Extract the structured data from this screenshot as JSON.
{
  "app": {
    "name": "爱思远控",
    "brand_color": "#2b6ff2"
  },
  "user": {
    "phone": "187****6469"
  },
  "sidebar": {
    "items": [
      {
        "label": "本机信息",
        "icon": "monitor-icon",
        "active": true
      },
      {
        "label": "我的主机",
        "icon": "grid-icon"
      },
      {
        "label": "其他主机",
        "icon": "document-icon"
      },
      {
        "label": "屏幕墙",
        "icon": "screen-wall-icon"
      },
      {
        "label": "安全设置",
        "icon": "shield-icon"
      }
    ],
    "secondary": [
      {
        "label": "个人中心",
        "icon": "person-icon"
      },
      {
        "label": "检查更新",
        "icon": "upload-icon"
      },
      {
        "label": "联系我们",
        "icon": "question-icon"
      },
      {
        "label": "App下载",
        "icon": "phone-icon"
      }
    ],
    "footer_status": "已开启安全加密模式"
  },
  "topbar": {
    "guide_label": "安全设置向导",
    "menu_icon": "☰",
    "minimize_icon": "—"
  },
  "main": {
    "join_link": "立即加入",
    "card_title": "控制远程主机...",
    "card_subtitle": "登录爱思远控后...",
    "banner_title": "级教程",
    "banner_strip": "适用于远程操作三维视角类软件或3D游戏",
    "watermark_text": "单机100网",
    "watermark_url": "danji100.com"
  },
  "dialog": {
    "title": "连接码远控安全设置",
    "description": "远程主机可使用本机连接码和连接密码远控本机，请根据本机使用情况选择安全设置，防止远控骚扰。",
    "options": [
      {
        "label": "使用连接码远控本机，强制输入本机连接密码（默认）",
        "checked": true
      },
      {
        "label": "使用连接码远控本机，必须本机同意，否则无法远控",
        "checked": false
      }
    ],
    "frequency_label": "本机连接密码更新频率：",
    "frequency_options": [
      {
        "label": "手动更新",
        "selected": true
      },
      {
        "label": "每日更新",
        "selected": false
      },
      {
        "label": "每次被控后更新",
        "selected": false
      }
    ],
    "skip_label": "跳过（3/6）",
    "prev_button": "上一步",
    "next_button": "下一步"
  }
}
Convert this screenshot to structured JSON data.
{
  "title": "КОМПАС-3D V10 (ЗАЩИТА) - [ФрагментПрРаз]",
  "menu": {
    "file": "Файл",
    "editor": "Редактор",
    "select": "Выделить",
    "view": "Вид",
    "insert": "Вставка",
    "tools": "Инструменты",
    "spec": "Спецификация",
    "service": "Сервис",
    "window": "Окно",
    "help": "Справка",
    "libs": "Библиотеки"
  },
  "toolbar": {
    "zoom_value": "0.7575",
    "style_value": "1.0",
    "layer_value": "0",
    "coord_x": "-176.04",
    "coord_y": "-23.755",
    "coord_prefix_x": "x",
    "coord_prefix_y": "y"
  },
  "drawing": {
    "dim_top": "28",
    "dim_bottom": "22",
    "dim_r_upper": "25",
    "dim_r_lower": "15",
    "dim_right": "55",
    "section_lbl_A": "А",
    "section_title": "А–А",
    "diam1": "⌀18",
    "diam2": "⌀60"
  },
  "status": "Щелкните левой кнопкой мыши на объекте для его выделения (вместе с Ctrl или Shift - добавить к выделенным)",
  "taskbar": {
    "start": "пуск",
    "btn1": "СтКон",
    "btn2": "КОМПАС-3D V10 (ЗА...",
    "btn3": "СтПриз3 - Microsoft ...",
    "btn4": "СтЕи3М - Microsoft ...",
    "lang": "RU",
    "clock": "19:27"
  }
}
_____
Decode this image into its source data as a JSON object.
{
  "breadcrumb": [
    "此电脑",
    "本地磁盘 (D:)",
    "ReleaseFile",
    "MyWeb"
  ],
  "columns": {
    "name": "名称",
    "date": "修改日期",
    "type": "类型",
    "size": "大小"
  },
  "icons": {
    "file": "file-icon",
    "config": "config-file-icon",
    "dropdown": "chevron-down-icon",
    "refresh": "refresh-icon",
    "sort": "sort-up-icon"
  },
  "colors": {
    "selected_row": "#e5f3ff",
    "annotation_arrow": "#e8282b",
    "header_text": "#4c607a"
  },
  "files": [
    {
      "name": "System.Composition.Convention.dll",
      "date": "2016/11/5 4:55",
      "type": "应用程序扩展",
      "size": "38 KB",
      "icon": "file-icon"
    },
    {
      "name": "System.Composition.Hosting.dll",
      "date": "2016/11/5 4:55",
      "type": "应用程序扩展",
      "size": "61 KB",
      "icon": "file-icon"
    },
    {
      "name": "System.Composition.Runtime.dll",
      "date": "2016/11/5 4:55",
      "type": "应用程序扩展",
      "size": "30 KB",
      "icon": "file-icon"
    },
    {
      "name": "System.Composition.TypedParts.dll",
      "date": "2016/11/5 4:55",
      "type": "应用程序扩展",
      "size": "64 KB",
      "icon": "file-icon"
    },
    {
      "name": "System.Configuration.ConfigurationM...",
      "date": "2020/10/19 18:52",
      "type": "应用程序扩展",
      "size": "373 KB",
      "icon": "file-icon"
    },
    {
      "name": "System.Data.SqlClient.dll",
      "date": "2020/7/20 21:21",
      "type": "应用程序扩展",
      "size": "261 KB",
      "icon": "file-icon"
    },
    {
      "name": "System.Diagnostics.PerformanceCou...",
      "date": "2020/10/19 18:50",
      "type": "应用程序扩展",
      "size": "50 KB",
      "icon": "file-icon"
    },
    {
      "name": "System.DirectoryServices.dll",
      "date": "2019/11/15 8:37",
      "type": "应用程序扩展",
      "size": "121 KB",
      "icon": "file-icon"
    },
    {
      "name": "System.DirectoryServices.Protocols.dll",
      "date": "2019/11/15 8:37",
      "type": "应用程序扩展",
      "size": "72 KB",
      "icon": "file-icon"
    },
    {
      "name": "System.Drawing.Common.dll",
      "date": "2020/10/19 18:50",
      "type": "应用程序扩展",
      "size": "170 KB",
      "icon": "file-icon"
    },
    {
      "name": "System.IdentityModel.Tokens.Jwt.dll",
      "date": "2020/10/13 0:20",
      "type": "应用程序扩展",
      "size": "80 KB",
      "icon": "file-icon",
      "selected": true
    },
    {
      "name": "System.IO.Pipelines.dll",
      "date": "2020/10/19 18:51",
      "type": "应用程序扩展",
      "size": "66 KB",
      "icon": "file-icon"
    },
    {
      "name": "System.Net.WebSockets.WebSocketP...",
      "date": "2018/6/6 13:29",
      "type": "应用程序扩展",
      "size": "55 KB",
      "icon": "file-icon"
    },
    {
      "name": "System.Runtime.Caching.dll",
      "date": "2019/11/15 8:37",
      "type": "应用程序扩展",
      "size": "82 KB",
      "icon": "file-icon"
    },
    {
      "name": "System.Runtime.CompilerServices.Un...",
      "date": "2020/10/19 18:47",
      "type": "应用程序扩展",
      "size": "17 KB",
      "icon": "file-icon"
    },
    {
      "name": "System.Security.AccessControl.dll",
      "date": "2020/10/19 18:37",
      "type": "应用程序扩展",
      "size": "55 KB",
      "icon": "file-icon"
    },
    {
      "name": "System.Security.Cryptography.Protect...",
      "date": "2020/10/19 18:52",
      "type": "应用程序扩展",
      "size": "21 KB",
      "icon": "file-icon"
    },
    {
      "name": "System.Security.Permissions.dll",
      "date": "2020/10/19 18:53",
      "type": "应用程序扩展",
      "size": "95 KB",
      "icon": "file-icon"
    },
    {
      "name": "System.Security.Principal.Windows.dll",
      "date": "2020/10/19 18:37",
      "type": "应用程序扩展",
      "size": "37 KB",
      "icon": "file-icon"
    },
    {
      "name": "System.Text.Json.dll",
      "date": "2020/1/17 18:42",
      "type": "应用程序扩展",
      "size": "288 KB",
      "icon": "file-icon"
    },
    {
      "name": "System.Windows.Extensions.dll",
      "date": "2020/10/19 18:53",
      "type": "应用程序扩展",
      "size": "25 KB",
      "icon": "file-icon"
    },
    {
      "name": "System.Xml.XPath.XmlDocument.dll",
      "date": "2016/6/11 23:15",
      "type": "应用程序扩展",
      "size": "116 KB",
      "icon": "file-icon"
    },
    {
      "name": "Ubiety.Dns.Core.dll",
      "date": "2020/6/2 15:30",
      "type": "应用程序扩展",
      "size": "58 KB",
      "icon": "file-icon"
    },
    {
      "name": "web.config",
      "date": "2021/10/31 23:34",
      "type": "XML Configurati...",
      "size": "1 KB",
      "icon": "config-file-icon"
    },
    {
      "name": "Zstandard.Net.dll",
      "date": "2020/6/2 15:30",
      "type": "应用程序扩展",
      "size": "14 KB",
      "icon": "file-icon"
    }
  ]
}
_____
# WHAT IS ASKED:
Using the records given above, list every line that includes the word "Security".

# WRITTEN RESPONSE:
      "name": "System.Security.AccessControl.dll",
      "name": "System.Security.Cryptography.Protect...",
      "name": "System.Security.Permissions.dll",
      "name": "System.Security.Principal.Windows.dll",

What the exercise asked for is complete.